▸ **WHAT THE EXERCISE ASKS**: In the following material, identify every line holding the string "места" and return it.

· · · · · · ·

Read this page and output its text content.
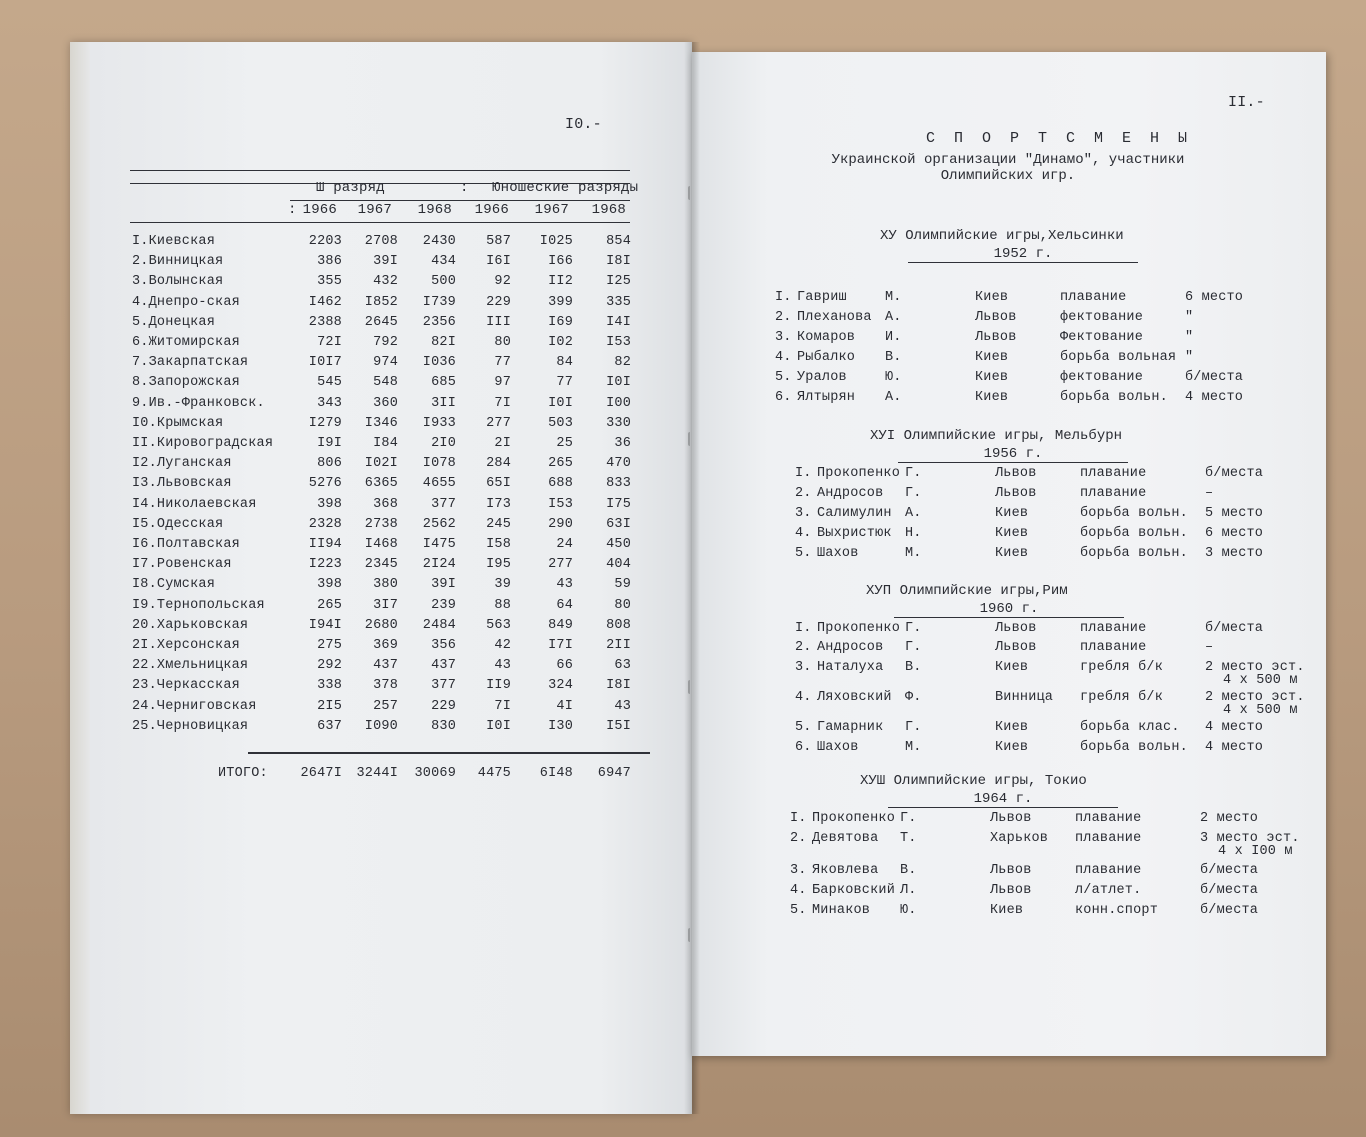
I0.-
Ш разряд	: Юношеские разряды
: 1966	1967	1968	1966	1967	1968
I.Киевская	2203	2708	2430	587	I025	854
2.Винницкая	386	39I	434	I6I	I66	I8I
3.Волынская	355	432	500	92	II2	I25
4.Днепро-ская	I462	I852	I739	229	399	335
5.Донецкая	2388	2645	2356	III	I69	I4I
6.Житомирская	72I	792	82I	80	I02	I53
7.Закарпатская	I0I7	974	I036	77	84	82
8.Запорожская	545	548	685	97	77	I0I
9.Ив.-Франковск.	343	360	3II	7I	I0I	I00
I0.Крымская	I279	I346	I933	277	503	330
II.Кировоградская	I9I	I84	2I0	2I	25	36
I2.Луганская	806	I02I	I078	284	265	470
I3.Львовская	5276	6365	4655	65I	688	833
I4.Николаевская	398	368	377	I73	I53	I75
I5.Одесская	2328	2738	2562	245	290	63I
I6.Полтавская	II94	I468	I475	I58	24	450
I7.Ровенская	I223	2345	2I24	I95	277	404
I8.Сумская	398	380	39I	39	43	59
I9.Тернопольская	265	3I7	239	88	64	80
20.Харьковская	I94I	2680	2484	563	849	808
2I.Херсонская	275	369	356	42	I7I	2II
22.Хмельницкая	292	437	437	43	66	63
23.Черкасская	338	378	377	II9	324	I8I
24.Черниговская	2I5	257	229	7I	4I	43
25.Черновицкая	637	I090	830	I0I	I30	I5I
ИТОГО:	2647I	3244I	30069	4475	6I48	6947
II.-
С П О Р Т С М Е Н Ы
Украинской организации "Динамо", участники
Олимпийских игр.
ХУ Олимпийские игры,Хельсинки
1952 г.
I. Гавриш	М.	Киев	плавание	6 место
2. Плеханова А.	Львов	фектование	"
3. Комаров И.	Львов	Фектование	"
4. Рыбалко В.	Киев	борьба вольная "
5. Уралов	Ю.	Киев	фектование	б/места
6. Ялтырян А.	Киев	борьба вольн. 4 место
ХУI Олимпийские игры, Мельбурн
1956 г.
I. Прокопенко Г.	Львов	плавание	б/места
2. Андросов Г.	Львов	плавание	–
3. Салимулин А.	Киев	борьба вольн. 5 место
4. Выхристюк Н.	Киев	борьба вольн. 6 место
5. Шахов	М.	Киев	борьба вольн. 3 место
ХУП Олимпийские игры,Рим
1960 г.
I. Прокопенко Г.	Львов	плавание	б/места
2. Андросов Г.	Львов	плавание	–
3. Наталуха В.	Киев	гребля б/к	2 место эст.
4 х 500 м
4. Ляховский Ф.	Винница гребля б/к	2 место эст.
4 х 500 м
5. Гамарник Г.	Киев	борьба клас. 4 место
6. Шахов	М.	Киев	борьба вольн. 4 место
ХУШ Олимпийские игры, Токио
1964 г.
I. Прокопенко Г.	Львов	плавание	2 место
2. Девятова Т.	Харьков плавание	3 место эст.
4 х I00 м
3. Яковлева В.	Львов	плавание	б/места
4. Барковский Л.	Львов	л/атлет.	б/места
5. Минаков Ю.	Киев	конн.спорт	б/места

· · · · · · ·

▸ **EXERCISE OUTPUT**:
5. Уралов	Ю.	Киев	фектование	б/места
I. Прокопенко Г.	Львов	плавание	б/места
I. Прокопенко Г.	Львов	плавание	б/места
3. Яковлева В.	Львов	плавание	б/места
4. Барковский Л.	Львов	л/атлет.	б/места
5. Минаков Ю.	Киев	конн.спорт	б/места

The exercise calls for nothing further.